## EXERCISE PROMPT:
How many lines of these records hold the string "INCA"? Reply with the number alone.

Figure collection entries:
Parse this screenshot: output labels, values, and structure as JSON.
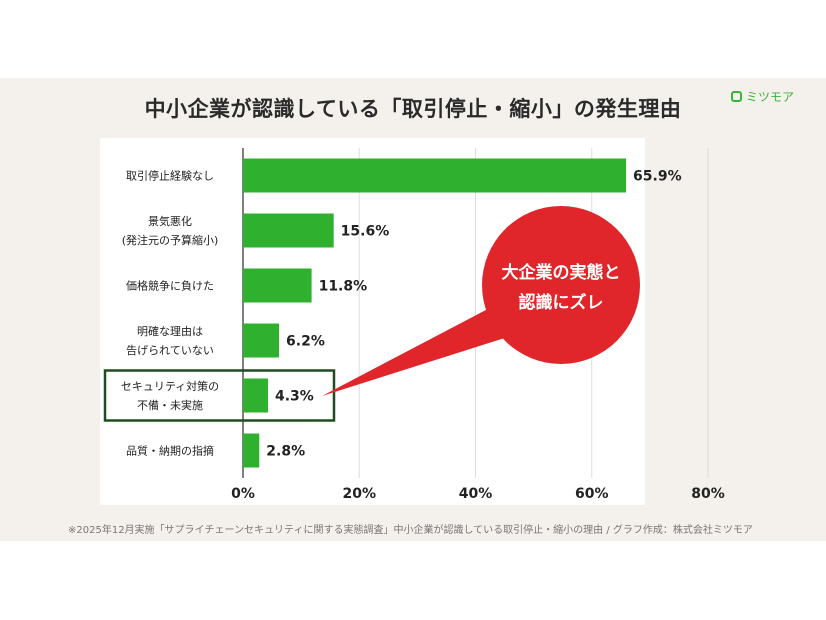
{
  "title": "中小企業が認識している「取引停止・縮小」の発生理由",
  "logo": {
    "text": "ミツモア",
    "icon": "mitsumoa-logo-icon"
  },
  "callout": "大企業の実態と\n認識にズレ",
  "footnote": "※2025年12月実施「サプライチェーンセキュリティに関する実態調査」中小企業が認識している取引停止・縮小の理由 / グラフ作成：株式会社ミツモア",
  "colors": {
    "bar": "#2fb02f",
    "callout": "#e0262a",
    "highlight_border": "#1f4d1f"
  },
  "chart_data": {
    "type": "bar",
    "orientation": "horizontal",
    "categories": [
      [
        "取引停止経験なし"
      ],
      [
        "景気悪化",
        "(発注元の予算縮小)"
      ],
      [
        "価格競争に負けた"
      ],
      [
        "明確な理由は",
        "告げられていない"
      ],
      [
        "セキュリティ対策の",
        "不備・未実施"
      ],
      [
        "品質・納期の指摘"
      ]
    ],
    "values": [
      65.9,
      15.6,
      11.8,
      6.2,
      4.3,
      2.8
    ],
    "data_labels": [
      "65.9%",
      "15.6%",
      "11.8%",
      "6.2%",
      "4.3%",
      "2.8%"
    ],
    "xlim": [
      0,
      80
    ],
    "xticks": [
      "0%",
      "20%",
      "40%",
      "60%",
      "80%"
    ],
    "grid": true,
    "highlighted_category_index": 4
  }
}
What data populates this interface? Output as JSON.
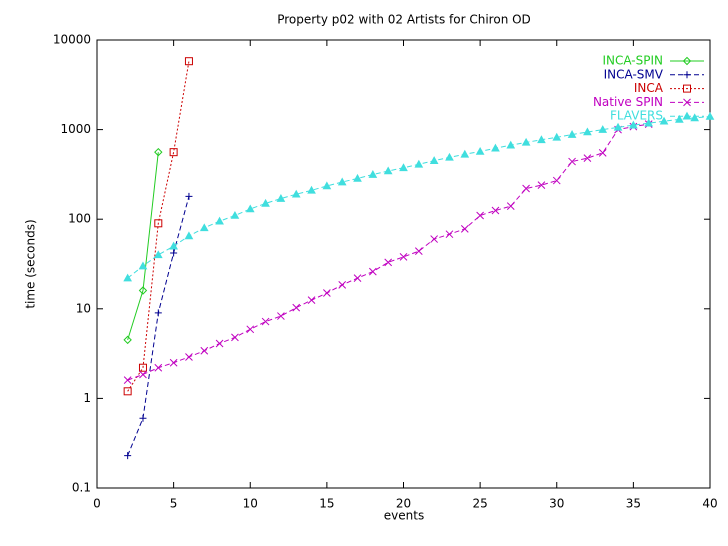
{
  "chart_data": {
    "type": "line",
    "title": "Property p02 with 02 Artists for Chiron OD",
    "xlabel": "events",
    "ylabel": "time (seconds)",
    "log_y": true,
    "xlim": [
      0,
      40
    ],
    "xticks": [
      0,
      5,
      10,
      15,
      20,
      25,
      30,
      35,
      40
    ],
    "ylim": [
      0.1,
      10000
    ],
    "yticks": [
      0.1,
      1,
      10,
      100,
      1000,
      10000
    ],
    "legend": "top-right",
    "series": [
      {
        "name": "INCA-SPIN",
        "color": "#22cc22",
        "dash": "solid",
        "marker": "diamond",
        "x": [
          2,
          3,
          4
        ],
        "values": [
          4.5,
          16,
          560
        ]
      },
      {
        "name": "INCA-SMV",
        "color": "#000090",
        "dash": "dashed",
        "marker": "plus",
        "x": [
          2,
          3,
          4,
          5,
          6
        ],
        "values": [
          0.23,
          0.6,
          9,
          42,
          180
        ]
      },
      {
        "name": "INCA",
        "color": "#cc0000",
        "dash": "dotted",
        "marker": "square",
        "x": [
          2,
          3,
          4,
          5,
          6
        ],
        "values": [
          1.2,
          2.2,
          90,
          560,
          5800
        ]
      },
      {
        "name": "Native SPIN",
        "color": "#c000c0",
        "dash": "dashed",
        "marker": "cross",
        "x": [
          2,
          3,
          4,
          5,
          6,
          7,
          8,
          9,
          10,
          11,
          12,
          13,
          14,
          15,
          16,
          17,
          18,
          19,
          20,
          21,
          22,
          23,
          24,
          25,
          26,
          27,
          28,
          29,
          30,
          31,
          32,
          33,
          34,
          35,
          36
        ],
        "values": [
          1.6,
          1.85,
          2.2,
          2.5,
          2.9,
          3.4,
          4.1,
          4.8,
          5.9,
          7.2,
          8.3,
          10.3,
          12.5,
          15,
          18.5,
          22,
          26,
          33,
          38,
          44,
          60,
          68,
          78,
          110,
          125,
          140,
          220,
          240,
          270,
          440,
          480,
          550,
          1000,
          1080,
          1150
        ]
      },
      {
        "name": "FLAVERS",
        "color": "#40dede",
        "dash": "dashed",
        "marker": "triangle",
        "x": [
          2,
          3,
          4,
          5,
          6,
          7,
          8,
          9,
          10,
          11,
          12,
          13,
          14,
          15,
          16,
          17,
          18,
          19,
          20,
          21,
          22,
          23,
          24,
          25,
          26,
          27,
          28,
          29,
          30,
          31,
          32,
          33,
          34,
          35,
          36,
          37,
          38,
          39,
          40
        ],
        "values": [
          22,
          30,
          40,
          50,
          65,
          80,
          95,
          110,
          130,
          150,
          170,
          190,
          210,
          235,
          260,
          285,
          315,
          345,
          375,
          410,
          450,
          490,
          530,
          570,
          620,
          670,
          720,
          770,
          820,
          880,
          940,
          1000,
          1060,
          1120,
          1180,
          1240,
          1300,
          1350,
          1400
        ]
      }
    ]
  }
}
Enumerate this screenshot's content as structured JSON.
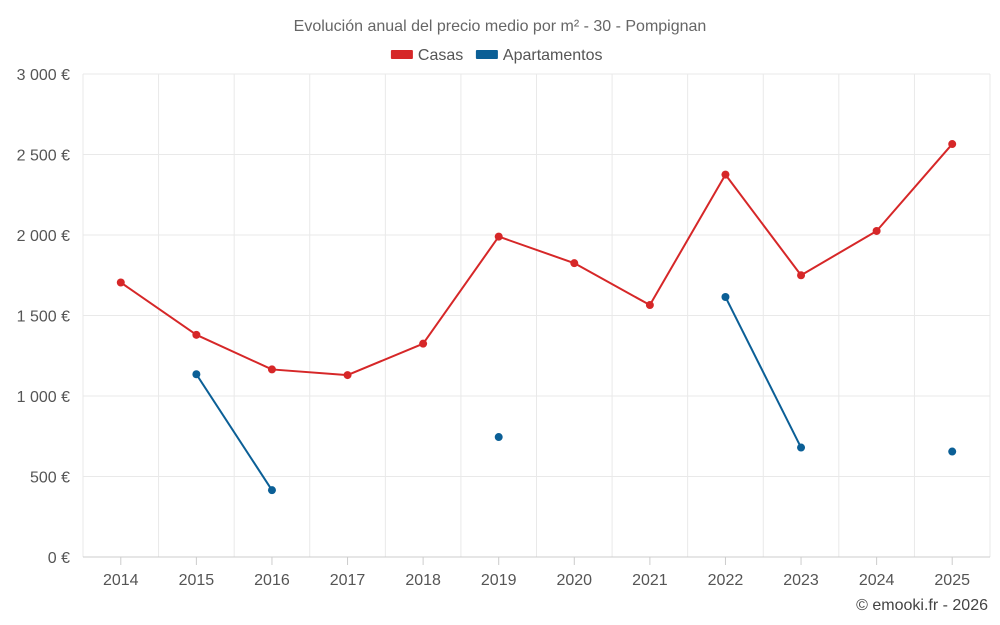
{
  "chart_data": {
    "type": "line",
    "title": "Evolución anual del precio medio por m² - 30 - Pompignan",
    "categories": [
      "2014",
      "2015",
      "2016",
      "2017",
      "2018",
      "2019",
      "2020",
      "2021",
      "2022",
      "2023",
      "2024",
      "2025"
    ],
    "series": [
      {
        "name": "Casas",
        "color": "#d62728",
        "values": [
          1705,
          1380,
          1165,
          1130,
          1325,
          1990,
          1825,
          1565,
          2375,
          1750,
          2025,
          2565
        ]
      },
      {
        "name": "Apartamentos",
        "color": "#0b5f96",
        "values": [
          null,
          1135,
          415,
          null,
          null,
          745,
          null,
          null,
          1615,
          680,
          null,
          655
        ]
      }
    ],
    "ylim": [
      0,
      3000
    ],
    "yticks": [
      0,
      500,
      1000,
      1500,
      2000,
      2500,
      3000
    ],
    "ytick_labels": [
      "0 €",
      "500 €",
      "1 000 €",
      "1 500 €",
      "2 000 €",
      "2 500 €",
      "3 000 €"
    ],
    "xlabel": "",
    "ylabel": "",
    "grid": true,
    "legend_position": "top-center"
  },
  "credit": "© emooki.fr - 2026"
}
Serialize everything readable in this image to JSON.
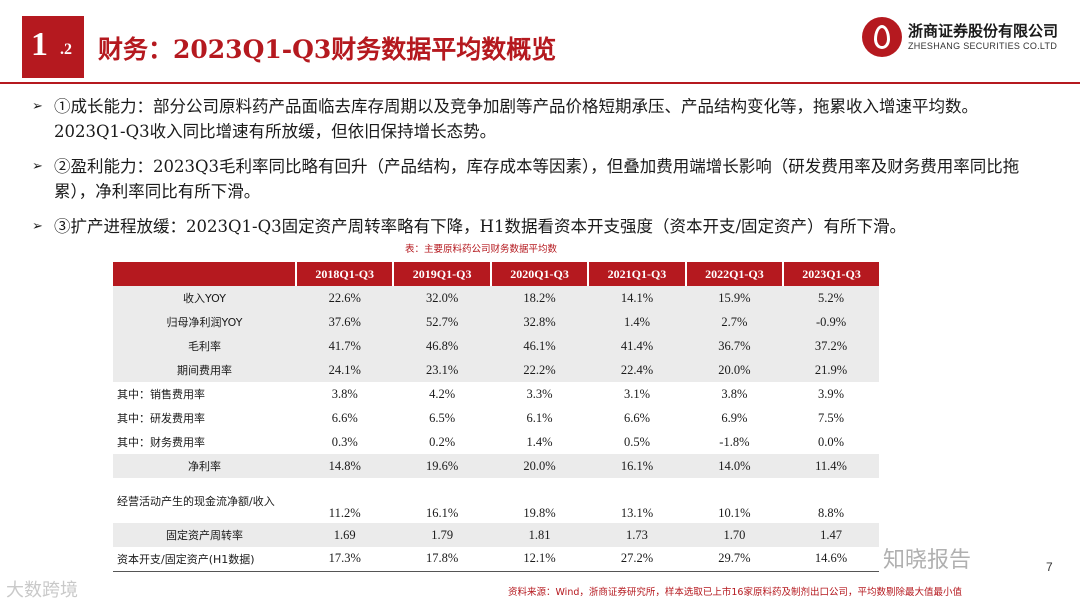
{
  "header": {
    "section_number": "1",
    "section_sub": ".2",
    "title": "财务：2023Q1-Q3财务数据平均数概览",
    "logo_cn": "浙商证券股份有限公司",
    "logo_en": "ZHESHANG SECURITIES CO.LTD",
    "accent": "#b5191f"
  },
  "bullets": [
    {
      "arrow": "➢",
      "text": "①成长能力：部分公司原料药产品面临去库存周期以及竞争加剧等产品价格短期承压、产品结构变化等，拖累收入增速平均数。2023Q1-Q3收入同比增速有所放缓，但依旧保持增长态势。"
    },
    {
      "arrow": "➢",
      "text": "②盈利能力：2023Q3毛利率同比略有回升（产品结构，库存成本等因素），但叠加费用端增长影响（研发费用率及财务费用率同比拖累），净利率同比有所下滑。"
    },
    {
      "arrow": "➢",
      "text": "③扩产进程放缓：2023Q1-Q3固定资产周转率略有下降，H1数据看资本开支强度（资本开支/固定资产）有所下滑。"
    }
  ],
  "table": {
    "caption": "表：主要原料药公司财务数据平均数",
    "headers": [
      "",
      "2018Q1-Q3",
      "2019Q1-Q3",
      "2020Q1-Q3",
      "2021Q1-Q3",
      "2022Q1-Q3",
      "2023Q1-Q3"
    ],
    "rows": [
      {
        "label": "收入YOY",
        "values": [
          "22.6%",
          "32.0%",
          "18.2%",
          "14.1%",
          "15.9%",
          "5.2%"
        ]
      },
      {
        "label": "归母净利润YOY",
        "values": [
          "37.6%",
          "52.7%",
          "32.8%",
          "1.4%",
          "2.7%",
          "-0.9%"
        ]
      },
      {
        "label": "毛利率",
        "values": [
          "41.7%",
          "46.8%",
          "46.1%",
          "41.4%",
          "36.7%",
          "37.2%"
        ]
      },
      {
        "label": "期间费用率",
        "values": [
          "24.1%",
          "23.1%",
          "22.2%",
          "22.4%",
          "20.0%",
          "21.9%"
        ]
      },
      {
        "label": "其中：销售费用率",
        "values": [
          "3.8%",
          "4.2%",
          "3.3%",
          "3.1%",
          "3.8%",
          "3.9%"
        ]
      },
      {
        "label": "其中：研发费用率",
        "values": [
          "6.6%",
          "6.5%",
          "6.1%",
          "6.6%",
          "6.9%",
          "7.5%"
        ]
      },
      {
        "label": "其中：财务费用率",
        "values": [
          "0.3%",
          "0.2%",
          "1.4%",
          "0.5%",
          "-1.8%",
          "0.0%"
        ]
      },
      {
        "label": "净利率",
        "values": [
          "14.8%",
          "19.6%",
          "20.0%",
          "16.1%",
          "14.0%",
          "11.4%"
        ]
      },
      {
        "label": "经营活动产生的现金流净额/收入",
        "values": [
          "11.2%",
          "16.1%",
          "19.8%",
          "13.1%",
          "10.1%",
          "8.8%"
        ]
      },
      {
        "label": "固定资产周转率",
        "values": [
          "1.69",
          "1.79",
          "1.81",
          "1.73",
          "1.70",
          "1.47"
        ]
      },
      {
        "label": "资本开支/固定资产(H1数据)",
        "values": [
          "17.3%",
          "17.8%",
          "12.1%",
          "27.2%",
          "29.7%",
          "14.6%"
        ]
      }
    ]
  },
  "footer": {
    "source": "资料来源：Wind，浙商证券研究所，样本选取已上市16家原料药及制剂出口公司，平均数剔除最大值最小值",
    "page": "7",
    "watermark_left": "大数跨境",
    "watermark_right": "知晓报告"
  }
}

## SOLUTION:
3